The task.
List each line in which the string "Schüler" appears.

(Rows from a dataset)

— start —

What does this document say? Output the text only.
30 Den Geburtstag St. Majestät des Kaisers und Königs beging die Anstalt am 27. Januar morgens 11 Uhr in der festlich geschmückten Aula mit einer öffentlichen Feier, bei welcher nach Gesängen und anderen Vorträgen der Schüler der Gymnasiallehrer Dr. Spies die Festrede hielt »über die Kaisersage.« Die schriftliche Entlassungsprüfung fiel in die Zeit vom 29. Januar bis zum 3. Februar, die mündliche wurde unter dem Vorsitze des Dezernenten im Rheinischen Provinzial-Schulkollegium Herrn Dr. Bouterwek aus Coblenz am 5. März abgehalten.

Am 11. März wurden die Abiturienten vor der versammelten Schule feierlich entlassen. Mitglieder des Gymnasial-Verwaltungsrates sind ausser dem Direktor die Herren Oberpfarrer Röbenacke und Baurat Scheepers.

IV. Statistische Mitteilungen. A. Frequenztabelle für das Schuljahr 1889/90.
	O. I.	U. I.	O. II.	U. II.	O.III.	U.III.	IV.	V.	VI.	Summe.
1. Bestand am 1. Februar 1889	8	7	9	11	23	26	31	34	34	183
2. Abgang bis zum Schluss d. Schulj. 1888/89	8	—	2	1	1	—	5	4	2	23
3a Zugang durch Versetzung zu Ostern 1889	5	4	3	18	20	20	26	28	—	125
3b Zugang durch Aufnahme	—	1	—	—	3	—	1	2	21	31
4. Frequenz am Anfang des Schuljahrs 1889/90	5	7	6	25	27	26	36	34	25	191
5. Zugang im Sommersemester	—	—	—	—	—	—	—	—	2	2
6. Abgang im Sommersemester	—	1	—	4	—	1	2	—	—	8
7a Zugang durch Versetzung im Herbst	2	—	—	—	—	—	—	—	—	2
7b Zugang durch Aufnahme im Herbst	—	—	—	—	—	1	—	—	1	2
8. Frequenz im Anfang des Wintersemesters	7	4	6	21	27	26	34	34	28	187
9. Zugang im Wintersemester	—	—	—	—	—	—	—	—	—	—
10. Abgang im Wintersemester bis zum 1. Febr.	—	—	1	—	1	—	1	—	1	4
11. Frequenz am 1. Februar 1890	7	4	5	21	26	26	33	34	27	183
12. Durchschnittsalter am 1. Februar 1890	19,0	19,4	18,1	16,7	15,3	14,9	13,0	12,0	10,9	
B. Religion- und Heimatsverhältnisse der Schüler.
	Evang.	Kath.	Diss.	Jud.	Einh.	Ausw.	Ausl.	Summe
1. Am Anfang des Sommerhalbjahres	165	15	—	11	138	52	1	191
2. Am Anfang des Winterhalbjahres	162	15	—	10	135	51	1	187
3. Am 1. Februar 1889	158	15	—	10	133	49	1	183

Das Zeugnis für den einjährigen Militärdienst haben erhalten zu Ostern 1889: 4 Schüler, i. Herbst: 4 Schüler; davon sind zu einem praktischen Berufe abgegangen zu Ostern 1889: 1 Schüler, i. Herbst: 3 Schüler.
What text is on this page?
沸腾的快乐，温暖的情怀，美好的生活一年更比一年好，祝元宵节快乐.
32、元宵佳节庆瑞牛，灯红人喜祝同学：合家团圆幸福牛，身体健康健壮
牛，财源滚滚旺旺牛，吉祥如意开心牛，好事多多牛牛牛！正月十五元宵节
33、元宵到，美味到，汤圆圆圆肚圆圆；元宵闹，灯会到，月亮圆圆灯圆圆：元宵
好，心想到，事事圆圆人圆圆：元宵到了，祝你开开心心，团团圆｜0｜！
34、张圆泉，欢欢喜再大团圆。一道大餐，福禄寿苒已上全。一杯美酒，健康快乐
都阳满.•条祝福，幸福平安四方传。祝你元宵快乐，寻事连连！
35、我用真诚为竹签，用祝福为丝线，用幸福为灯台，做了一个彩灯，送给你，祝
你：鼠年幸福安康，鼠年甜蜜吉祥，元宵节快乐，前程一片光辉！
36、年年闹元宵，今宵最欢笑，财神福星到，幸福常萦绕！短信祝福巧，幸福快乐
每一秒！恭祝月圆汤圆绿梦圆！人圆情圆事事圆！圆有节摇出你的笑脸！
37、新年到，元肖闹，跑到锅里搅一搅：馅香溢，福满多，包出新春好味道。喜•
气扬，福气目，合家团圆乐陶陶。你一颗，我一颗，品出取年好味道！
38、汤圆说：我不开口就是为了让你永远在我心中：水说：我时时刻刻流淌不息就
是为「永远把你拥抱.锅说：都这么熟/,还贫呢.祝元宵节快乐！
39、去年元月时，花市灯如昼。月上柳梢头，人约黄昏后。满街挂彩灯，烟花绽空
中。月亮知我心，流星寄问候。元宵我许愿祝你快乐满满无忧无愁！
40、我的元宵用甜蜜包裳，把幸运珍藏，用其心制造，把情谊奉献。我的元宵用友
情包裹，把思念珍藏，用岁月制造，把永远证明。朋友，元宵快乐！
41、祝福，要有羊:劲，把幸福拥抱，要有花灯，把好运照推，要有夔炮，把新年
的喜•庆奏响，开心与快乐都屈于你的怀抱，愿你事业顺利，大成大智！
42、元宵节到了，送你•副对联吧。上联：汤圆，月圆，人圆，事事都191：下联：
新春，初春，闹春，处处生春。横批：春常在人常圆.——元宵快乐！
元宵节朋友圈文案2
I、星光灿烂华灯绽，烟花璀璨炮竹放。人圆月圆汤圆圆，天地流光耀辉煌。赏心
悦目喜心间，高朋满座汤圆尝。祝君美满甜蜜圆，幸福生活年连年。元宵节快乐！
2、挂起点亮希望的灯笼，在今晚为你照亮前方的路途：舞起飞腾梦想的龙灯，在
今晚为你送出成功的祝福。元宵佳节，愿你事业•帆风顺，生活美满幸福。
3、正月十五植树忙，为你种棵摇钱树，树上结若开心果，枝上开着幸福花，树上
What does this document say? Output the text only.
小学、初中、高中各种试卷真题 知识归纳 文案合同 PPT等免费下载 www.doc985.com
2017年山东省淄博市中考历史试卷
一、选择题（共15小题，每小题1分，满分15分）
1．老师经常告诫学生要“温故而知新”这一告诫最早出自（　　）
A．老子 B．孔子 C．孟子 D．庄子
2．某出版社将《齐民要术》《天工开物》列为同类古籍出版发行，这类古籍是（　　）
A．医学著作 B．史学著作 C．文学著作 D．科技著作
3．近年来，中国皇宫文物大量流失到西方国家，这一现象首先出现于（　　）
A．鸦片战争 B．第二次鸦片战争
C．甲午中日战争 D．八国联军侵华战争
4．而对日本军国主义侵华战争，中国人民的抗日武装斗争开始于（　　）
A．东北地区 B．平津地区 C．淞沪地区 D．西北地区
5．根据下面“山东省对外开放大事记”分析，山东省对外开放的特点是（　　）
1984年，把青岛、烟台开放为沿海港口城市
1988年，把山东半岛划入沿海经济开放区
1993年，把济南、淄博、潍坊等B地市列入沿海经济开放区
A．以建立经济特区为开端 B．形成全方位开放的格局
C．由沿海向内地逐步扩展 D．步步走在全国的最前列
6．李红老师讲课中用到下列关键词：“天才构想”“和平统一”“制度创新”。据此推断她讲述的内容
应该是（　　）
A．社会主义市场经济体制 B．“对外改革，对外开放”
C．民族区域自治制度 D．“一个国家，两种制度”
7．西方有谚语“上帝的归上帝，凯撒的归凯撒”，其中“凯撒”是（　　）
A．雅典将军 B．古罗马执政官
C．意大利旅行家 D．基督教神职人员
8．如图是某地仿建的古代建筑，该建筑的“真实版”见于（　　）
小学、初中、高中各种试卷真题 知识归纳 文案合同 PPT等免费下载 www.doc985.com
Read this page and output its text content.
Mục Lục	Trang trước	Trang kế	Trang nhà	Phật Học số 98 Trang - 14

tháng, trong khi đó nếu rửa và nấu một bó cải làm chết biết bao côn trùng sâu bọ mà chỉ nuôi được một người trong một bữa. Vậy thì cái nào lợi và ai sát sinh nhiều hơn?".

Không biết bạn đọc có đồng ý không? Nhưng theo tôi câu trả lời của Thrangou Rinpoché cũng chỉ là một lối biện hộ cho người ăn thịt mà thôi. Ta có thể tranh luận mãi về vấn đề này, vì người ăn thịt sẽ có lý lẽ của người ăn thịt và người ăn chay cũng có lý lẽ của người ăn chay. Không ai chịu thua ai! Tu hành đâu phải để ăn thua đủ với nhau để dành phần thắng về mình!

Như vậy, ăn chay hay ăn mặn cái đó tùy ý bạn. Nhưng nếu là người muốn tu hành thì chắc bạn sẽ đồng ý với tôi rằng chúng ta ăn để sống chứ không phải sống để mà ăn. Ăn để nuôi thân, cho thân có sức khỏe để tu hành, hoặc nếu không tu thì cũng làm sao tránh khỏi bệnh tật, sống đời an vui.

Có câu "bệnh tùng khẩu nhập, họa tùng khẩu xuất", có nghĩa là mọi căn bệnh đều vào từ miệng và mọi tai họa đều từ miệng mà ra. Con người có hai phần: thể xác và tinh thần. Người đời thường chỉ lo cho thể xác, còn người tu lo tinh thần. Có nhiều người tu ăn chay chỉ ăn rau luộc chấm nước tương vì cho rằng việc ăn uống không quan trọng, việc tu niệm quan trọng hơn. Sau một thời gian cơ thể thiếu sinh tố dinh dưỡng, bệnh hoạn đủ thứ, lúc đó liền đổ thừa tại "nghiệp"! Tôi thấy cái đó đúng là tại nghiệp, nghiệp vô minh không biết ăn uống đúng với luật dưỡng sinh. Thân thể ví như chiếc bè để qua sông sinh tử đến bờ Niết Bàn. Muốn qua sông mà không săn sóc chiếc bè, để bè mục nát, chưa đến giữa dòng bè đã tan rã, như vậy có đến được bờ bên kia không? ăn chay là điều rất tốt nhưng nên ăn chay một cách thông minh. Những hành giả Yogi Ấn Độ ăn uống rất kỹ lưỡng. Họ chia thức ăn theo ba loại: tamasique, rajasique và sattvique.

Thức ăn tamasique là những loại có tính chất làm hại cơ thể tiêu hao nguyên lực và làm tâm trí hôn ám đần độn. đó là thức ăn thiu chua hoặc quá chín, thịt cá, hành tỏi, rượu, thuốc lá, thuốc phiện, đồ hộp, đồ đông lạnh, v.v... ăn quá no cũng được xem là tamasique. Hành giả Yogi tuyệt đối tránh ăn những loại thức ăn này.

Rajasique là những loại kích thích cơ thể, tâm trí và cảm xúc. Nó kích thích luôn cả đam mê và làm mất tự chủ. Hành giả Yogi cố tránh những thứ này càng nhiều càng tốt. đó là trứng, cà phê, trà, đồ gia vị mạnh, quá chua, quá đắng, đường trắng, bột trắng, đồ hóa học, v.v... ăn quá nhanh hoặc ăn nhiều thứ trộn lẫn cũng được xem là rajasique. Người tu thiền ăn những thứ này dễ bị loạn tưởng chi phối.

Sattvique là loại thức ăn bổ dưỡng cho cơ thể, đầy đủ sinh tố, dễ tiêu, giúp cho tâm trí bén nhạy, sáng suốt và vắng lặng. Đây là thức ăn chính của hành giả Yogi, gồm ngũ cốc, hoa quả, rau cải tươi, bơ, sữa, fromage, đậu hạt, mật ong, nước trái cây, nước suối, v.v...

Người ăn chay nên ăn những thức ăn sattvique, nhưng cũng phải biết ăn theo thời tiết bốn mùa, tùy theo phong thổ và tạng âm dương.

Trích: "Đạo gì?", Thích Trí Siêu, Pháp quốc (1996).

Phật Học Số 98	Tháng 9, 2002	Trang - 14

— end —

Written reply.
30 Den Geburtstag St. Majestät des Kaisers und Königs beging die Anstalt am 27. Januar morgens 11 Uhr in der festlich geschmückten Aula mit einer öffentlichen Feier, bei welcher nach Gesängen und anderen Vorträgen der Schüler der Gymnasiallehrer Dr. Spies die Festrede hielt »über die Kaisersage.« Die schriftliche Entlassungsprüfung fiel in die Zeit vom 29. Januar bis zum 3. Februar, die mündliche wurde unter dem Vorsitze des Dezernenten im Rheinischen Provinzial-Schulkollegium Herrn Dr. Bouterwek aus Coblenz am 5. März abgehalten.
B. Religion- und Heimatsverhältnisse der Schüler.
Das Zeugnis für den einjährigen Militärdienst haben erhalten zu Ostern 1889: 4 Schüler, i. Herbst: 4 Schüler; davon sind zu einem praktischen Berufe abgegangen zu Ostern 1889: 1 Schüler, i. Herbst: 3 Schüler.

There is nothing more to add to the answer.